INPUT RECORDS
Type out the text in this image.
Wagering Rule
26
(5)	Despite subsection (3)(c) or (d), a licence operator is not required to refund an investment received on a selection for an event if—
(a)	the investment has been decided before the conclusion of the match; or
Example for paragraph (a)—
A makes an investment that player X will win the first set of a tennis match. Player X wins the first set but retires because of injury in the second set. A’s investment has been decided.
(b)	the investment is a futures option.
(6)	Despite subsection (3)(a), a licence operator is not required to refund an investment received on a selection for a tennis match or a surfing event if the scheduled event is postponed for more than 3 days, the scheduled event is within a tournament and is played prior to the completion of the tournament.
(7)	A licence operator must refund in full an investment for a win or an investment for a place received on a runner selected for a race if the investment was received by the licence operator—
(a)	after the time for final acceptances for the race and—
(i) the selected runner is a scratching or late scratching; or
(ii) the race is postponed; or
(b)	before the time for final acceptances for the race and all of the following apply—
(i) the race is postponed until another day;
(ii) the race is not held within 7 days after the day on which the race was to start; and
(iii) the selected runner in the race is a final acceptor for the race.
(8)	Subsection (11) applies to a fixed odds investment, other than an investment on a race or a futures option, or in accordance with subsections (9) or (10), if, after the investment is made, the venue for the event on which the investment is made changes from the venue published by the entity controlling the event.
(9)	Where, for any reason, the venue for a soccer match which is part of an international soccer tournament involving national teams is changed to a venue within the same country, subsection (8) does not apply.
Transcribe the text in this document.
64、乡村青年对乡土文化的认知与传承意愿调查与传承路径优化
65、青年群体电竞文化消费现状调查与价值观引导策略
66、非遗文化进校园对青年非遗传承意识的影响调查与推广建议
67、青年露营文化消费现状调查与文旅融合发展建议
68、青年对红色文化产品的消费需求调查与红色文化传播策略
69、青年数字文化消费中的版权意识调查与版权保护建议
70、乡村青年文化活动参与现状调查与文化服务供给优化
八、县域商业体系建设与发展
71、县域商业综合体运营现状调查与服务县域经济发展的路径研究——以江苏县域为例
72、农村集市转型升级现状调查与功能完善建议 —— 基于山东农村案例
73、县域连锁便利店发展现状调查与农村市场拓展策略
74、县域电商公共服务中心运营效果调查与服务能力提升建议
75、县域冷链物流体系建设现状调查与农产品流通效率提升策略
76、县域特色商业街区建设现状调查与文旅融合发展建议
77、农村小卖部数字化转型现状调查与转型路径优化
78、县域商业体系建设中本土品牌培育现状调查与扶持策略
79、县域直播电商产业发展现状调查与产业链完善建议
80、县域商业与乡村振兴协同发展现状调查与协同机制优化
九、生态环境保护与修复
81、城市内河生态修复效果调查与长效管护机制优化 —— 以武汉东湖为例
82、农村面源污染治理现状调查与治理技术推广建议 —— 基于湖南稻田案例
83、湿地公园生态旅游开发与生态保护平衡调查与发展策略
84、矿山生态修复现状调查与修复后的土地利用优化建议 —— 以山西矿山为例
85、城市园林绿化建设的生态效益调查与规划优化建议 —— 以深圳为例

REQUIREMENT
Pick out every line above that holds the word "apply" and copy it.

CORRECT RESULT
(b)	before the time for final acceptances for the race and all of the following apply—
(9)	Where, for any reason, the venue for a soccer match which is part of an international soccer tournament involving national teams is changed to a venue within the same country, subsection (8) does not apply.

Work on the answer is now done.